Data extracted from a collection:
----

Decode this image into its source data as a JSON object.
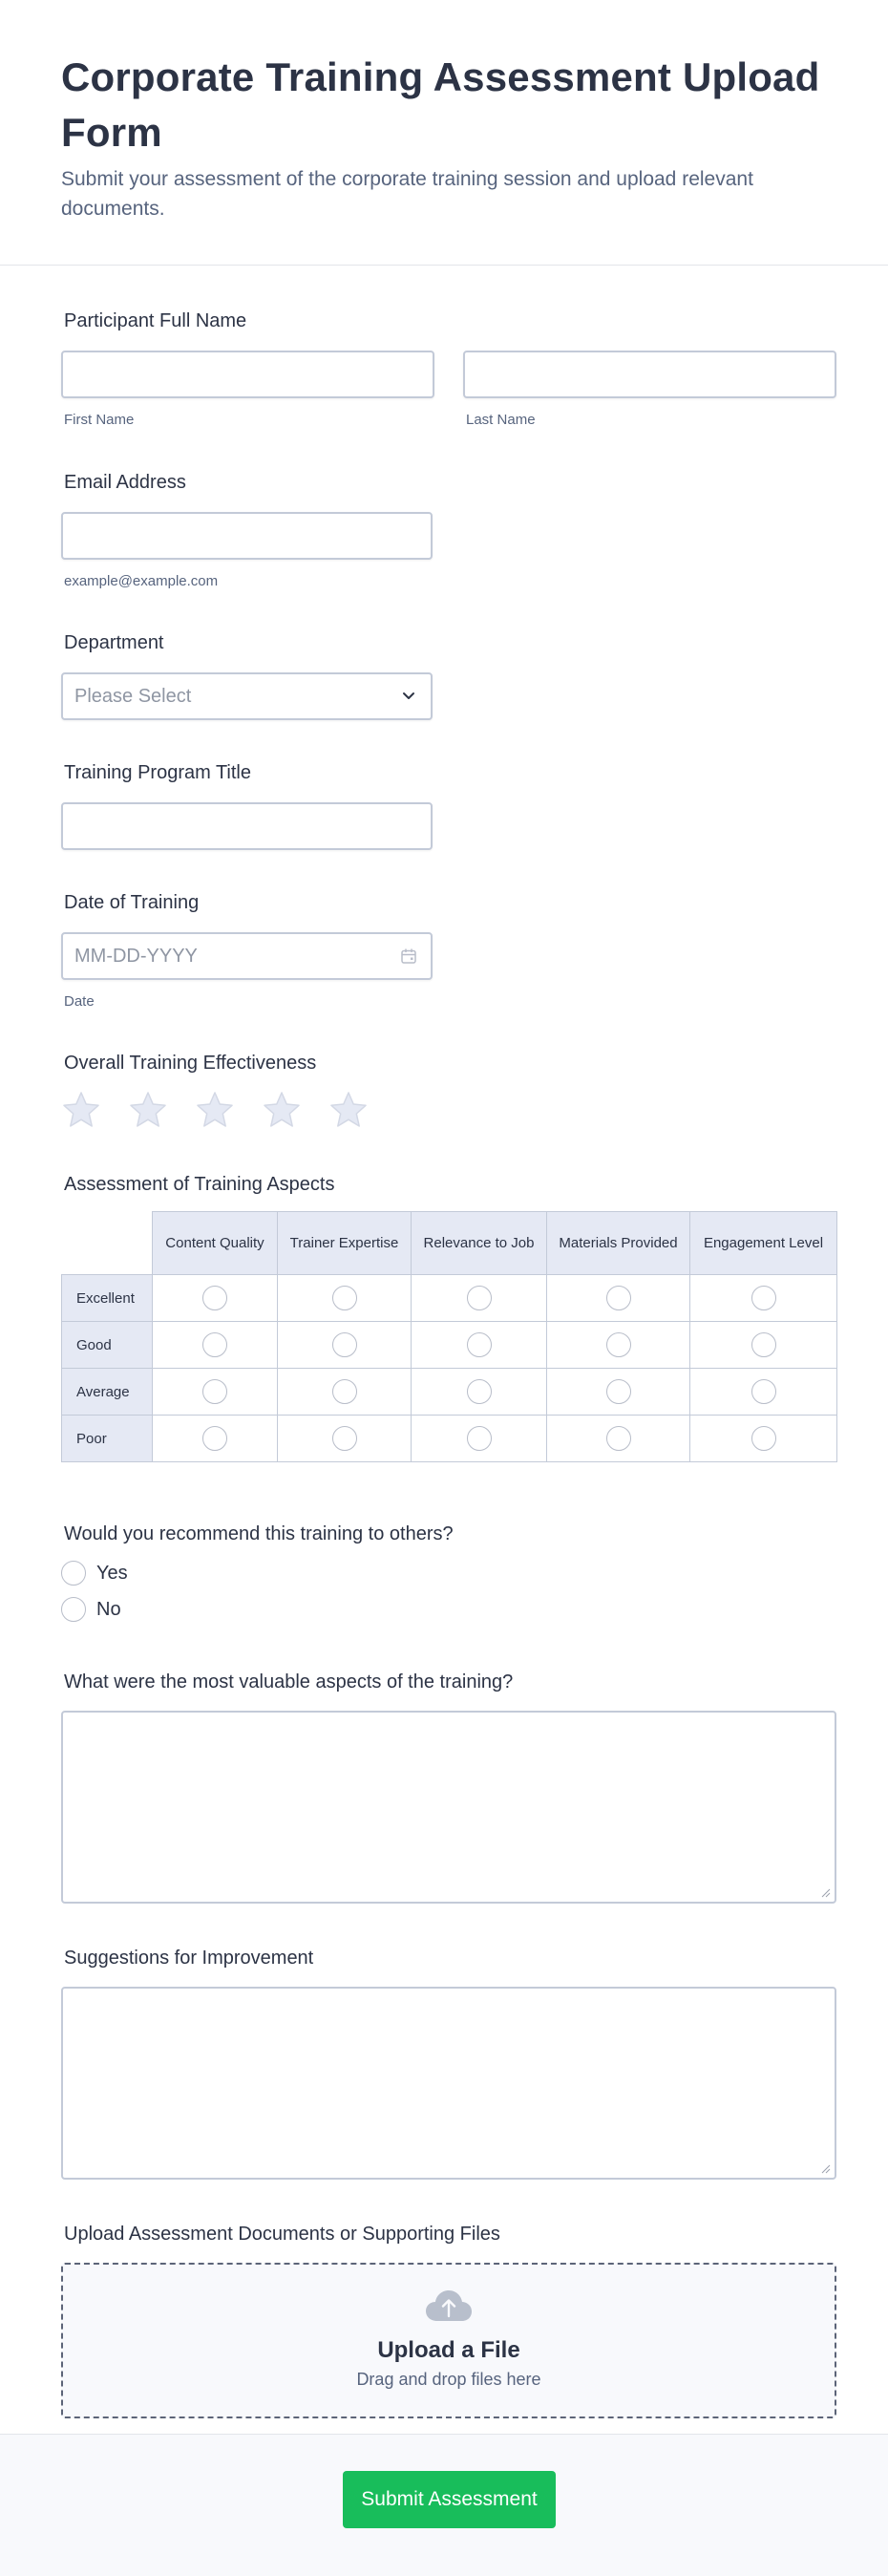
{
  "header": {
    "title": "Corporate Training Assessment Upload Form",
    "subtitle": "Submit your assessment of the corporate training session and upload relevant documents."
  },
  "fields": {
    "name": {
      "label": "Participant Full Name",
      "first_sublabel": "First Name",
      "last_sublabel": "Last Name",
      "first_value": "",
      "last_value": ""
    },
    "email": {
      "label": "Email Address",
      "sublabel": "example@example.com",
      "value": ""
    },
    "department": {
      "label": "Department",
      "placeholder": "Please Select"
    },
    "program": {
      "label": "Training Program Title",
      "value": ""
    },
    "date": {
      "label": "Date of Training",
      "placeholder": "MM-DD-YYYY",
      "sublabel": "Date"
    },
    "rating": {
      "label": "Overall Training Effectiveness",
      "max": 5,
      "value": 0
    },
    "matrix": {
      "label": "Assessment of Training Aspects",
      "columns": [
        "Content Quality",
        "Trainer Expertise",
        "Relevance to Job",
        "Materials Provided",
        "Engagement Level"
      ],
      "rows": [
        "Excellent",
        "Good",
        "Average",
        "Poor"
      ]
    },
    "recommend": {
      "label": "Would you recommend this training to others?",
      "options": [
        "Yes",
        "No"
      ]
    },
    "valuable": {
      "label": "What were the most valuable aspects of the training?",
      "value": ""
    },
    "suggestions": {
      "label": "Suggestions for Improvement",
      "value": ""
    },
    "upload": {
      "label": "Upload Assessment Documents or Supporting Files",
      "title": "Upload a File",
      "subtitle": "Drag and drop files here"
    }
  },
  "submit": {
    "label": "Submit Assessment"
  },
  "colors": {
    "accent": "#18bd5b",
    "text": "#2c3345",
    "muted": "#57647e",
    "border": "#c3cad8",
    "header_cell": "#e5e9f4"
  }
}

----

-- TASK DIRECTIONS --
All of the data needs repeating exactly, but the pictures do not.

-- WRITTEN RESPONSE --
Decode this image into its source data as a JSON object.
{
  "header": {
    "title": "Corporate Training Assessment Upload Form",
    "subtitle": "Submit your assessment of the corporate training session and upload relevant documents."
  },
  "fields": {
    "name": {
      "label": "Participant Full Name",
      "first_sublabel": "First Name",
      "last_sublabel": "Last Name",
      "first_value": "",
      "last_value": ""
    },
    "email": {
      "label": "Email Address",
      "sublabel": "example@example.com",
      "value": ""
    },
    "department": {
      "label": "Department",
      "placeholder": "Please Select"
    },
    "program": {
      "label": "Training Program Title",
      "value": ""
    },
    "date": {
      "label": "Date of Training",
      "placeholder": "MM-DD-YYYY",
      "sublabel": "Date"
    },
    "rating": {
      "label": "Overall Training Effectiveness",
      "max": 5,
      "value": 0
    },
    "matrix": {
      "label": "Assessment of Training Aspects",
      "columns": [
        "Content Quality",
        "Trainer Expertise",
        "Relevance to Job",
        "Materials Provided",
        "Engagement Level"
      ],
      "rows": [
        "Excellent",
        "Good",
        "Average",
        "Poor"
      ]
    },
    "recommend": {
      "label": "Would you recommend this training to others?",
      "options": [
        "Yes",
        "No"
      ]
    },
    "valuable": {
      "label": "What were the most valuable aspects of the training?",
      "value": ""
    },
    "suggestions": {
      "label": "Suggestions for Improvement",
      "value": ""
    },
    "upload": {
      "label": "Upload Assessment Documents or Supporting Files",
      "title": "Upload a File",
      "subtitle": "Drag and drop files here"
    }
  },
  "submit": {
    "label": "Submit Assessment"
  },
  "colors": {
    "accent": "#18bd5b",
    "text": "#2c3345",
    "muted": "#57647e",
    "border": "#c3cad8",
    "header_cell": "#e5e9f4"
  }
}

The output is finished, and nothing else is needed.